WORK TO COMPLETE: Identify the line in which "Convert this chart to structured JSON data." appears, then reproduce that line and all remaining lines of the records word for word.

Figure content listings
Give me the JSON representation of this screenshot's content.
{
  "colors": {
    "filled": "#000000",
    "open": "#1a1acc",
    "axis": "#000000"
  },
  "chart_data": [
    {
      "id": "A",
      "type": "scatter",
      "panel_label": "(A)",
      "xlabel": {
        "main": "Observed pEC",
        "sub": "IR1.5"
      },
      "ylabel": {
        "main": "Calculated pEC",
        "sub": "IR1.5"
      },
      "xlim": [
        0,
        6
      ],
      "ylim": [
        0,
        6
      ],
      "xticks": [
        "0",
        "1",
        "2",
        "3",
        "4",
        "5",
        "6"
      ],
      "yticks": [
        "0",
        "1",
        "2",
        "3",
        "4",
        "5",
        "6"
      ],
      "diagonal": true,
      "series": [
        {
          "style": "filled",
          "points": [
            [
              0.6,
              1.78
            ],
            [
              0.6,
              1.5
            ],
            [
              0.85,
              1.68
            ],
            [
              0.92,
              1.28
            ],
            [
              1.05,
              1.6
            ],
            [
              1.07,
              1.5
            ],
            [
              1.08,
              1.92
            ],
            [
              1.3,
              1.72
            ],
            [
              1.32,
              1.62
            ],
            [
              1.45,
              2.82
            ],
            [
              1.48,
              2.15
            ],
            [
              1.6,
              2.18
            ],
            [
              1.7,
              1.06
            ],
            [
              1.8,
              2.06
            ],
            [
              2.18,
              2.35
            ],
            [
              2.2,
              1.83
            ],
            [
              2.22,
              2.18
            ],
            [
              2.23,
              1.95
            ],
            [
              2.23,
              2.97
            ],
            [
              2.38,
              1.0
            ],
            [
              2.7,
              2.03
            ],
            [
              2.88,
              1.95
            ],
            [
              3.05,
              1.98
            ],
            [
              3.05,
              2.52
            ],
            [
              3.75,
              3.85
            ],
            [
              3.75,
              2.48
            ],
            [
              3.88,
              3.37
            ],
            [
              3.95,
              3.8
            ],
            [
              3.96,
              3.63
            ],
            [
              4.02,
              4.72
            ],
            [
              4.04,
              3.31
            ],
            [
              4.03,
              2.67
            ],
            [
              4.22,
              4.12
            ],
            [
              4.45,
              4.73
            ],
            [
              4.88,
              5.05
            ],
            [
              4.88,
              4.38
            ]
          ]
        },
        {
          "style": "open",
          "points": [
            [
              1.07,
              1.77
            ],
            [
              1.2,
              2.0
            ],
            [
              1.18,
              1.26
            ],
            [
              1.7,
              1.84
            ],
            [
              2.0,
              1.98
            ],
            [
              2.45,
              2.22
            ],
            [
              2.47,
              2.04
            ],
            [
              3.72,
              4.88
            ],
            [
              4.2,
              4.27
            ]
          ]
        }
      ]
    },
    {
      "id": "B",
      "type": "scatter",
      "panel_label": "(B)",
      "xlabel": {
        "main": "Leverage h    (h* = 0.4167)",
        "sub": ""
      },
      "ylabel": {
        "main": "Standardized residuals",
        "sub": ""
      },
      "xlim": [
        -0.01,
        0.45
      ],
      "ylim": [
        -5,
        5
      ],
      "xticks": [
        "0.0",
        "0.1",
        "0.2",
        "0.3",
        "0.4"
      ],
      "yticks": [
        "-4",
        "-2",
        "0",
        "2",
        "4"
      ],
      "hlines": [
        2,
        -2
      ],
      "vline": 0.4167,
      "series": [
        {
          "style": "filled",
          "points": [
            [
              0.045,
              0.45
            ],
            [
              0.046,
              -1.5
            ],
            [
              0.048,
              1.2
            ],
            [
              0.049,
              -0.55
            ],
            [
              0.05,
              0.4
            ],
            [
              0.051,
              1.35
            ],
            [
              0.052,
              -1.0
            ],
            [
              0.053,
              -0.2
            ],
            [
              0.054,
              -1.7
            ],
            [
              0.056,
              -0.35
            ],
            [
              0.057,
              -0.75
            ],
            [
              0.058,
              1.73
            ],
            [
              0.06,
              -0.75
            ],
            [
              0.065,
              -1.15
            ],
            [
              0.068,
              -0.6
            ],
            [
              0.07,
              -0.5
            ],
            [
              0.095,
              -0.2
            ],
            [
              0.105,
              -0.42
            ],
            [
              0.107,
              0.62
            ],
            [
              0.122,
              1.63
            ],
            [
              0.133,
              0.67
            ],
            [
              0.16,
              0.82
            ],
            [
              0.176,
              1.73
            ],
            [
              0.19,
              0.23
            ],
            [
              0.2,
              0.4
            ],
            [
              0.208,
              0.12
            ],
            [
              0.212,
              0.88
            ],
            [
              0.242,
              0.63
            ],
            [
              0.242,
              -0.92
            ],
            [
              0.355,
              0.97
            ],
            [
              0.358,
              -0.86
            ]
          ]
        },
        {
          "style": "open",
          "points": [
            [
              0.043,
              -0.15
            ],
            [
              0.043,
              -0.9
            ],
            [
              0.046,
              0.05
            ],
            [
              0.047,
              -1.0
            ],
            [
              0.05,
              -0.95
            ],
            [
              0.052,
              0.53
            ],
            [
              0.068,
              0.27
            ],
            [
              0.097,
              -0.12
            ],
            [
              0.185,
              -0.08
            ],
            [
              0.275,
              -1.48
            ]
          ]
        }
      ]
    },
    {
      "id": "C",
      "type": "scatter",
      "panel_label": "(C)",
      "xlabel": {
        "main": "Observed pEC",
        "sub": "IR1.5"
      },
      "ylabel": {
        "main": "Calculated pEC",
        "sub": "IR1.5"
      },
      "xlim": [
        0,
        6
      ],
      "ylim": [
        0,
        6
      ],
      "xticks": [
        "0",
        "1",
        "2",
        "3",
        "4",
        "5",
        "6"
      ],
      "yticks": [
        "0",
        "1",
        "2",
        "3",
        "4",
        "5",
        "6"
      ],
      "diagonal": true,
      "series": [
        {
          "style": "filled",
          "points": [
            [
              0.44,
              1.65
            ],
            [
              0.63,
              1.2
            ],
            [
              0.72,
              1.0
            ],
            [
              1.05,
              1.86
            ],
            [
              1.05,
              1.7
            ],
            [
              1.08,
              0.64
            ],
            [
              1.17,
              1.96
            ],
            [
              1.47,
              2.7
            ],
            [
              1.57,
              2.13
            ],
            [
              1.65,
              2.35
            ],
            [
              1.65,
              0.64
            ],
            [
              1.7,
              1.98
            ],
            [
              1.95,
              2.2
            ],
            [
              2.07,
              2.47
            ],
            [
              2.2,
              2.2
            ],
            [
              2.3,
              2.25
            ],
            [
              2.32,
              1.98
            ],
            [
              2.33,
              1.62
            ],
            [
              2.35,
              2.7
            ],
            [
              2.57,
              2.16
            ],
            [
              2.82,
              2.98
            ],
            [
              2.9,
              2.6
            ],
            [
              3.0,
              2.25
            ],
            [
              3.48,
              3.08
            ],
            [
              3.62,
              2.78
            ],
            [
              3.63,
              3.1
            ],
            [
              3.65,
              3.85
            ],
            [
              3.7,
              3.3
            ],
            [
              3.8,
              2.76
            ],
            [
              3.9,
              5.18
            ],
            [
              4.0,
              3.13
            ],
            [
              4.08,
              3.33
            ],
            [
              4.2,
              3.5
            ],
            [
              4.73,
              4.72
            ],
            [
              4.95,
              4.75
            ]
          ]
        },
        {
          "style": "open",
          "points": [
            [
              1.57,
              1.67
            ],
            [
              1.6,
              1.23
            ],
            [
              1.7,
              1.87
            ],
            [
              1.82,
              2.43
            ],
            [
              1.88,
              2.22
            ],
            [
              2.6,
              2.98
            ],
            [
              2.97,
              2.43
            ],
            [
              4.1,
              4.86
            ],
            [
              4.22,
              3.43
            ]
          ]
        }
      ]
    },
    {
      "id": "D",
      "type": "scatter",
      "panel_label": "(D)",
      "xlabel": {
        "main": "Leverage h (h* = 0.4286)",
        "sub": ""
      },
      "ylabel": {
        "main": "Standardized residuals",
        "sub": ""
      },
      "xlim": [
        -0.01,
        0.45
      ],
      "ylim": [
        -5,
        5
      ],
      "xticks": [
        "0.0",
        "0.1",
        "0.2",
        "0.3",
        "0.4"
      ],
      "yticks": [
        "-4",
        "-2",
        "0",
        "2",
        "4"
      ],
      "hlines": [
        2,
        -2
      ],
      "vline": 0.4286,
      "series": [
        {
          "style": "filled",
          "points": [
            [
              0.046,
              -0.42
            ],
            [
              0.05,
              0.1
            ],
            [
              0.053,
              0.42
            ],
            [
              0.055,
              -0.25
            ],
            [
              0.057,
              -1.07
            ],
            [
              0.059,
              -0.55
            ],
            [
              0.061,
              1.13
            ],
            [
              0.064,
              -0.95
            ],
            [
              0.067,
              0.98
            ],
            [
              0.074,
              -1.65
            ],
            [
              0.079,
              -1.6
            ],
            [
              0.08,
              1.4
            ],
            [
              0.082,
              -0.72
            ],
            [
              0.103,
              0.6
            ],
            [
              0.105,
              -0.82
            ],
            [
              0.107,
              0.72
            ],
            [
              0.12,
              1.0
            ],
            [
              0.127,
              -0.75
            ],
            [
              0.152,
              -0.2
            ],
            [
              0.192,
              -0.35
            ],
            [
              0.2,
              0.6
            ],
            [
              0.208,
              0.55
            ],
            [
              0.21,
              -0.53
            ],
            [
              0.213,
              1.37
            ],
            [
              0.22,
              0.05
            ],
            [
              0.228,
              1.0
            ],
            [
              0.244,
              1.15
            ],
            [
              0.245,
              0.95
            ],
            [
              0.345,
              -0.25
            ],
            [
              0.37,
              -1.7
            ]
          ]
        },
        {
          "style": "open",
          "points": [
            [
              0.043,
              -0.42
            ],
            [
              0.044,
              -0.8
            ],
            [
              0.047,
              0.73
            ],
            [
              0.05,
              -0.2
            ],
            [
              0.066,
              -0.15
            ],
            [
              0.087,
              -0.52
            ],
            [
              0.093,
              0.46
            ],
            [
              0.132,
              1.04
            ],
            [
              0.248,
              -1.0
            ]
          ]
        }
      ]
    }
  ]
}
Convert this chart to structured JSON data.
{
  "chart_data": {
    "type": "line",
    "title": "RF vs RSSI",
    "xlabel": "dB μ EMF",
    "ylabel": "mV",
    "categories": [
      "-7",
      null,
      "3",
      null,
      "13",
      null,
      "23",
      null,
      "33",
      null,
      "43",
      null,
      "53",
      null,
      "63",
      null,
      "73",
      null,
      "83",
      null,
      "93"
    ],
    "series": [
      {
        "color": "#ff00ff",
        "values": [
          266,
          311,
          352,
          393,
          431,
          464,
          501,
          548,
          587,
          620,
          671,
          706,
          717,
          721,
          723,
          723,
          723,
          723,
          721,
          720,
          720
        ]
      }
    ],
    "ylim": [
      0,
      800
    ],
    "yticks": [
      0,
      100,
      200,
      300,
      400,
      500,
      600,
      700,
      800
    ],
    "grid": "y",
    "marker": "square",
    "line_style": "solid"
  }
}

RESPONSE:
Convert this chart to structured JSON data.
{
  "chart_data": {
    "type": "line",
    "title": "RF vs RSSI",
    "xlabel": "dB μ EMF",
    "ylabel": "mV",
    "categories": [
      "-7",
      null,
      "3",
      null,
      "13",
      null,
      "23",
      null,
      "33",
      null,
      "43",
      null,
      "53",
      null,
      "63",
      null,
      "73",
      null,
      "83",
      null,
      "93"
    ],
    "series": [
      {
        "color": "#ff00ff",
        "values": [
          266,
          311,
          352,
          393,
          431,
          464,
          501,
          548,
          587,
          620,
          671,
          706,
          717,
          721,
          723,
          723,
          723,
          723,
          721,
          720,
          720
        ]
      }
    ],
    "ylim": [
      0,
      800
    ],
    "yticks": [
      0,
      100,
      200,
      300,
      400,
      500,
      600,
      700,
      800
    ],
    "grid": "y",
    "marker": "square",
    "line_style": "solid"
  }
}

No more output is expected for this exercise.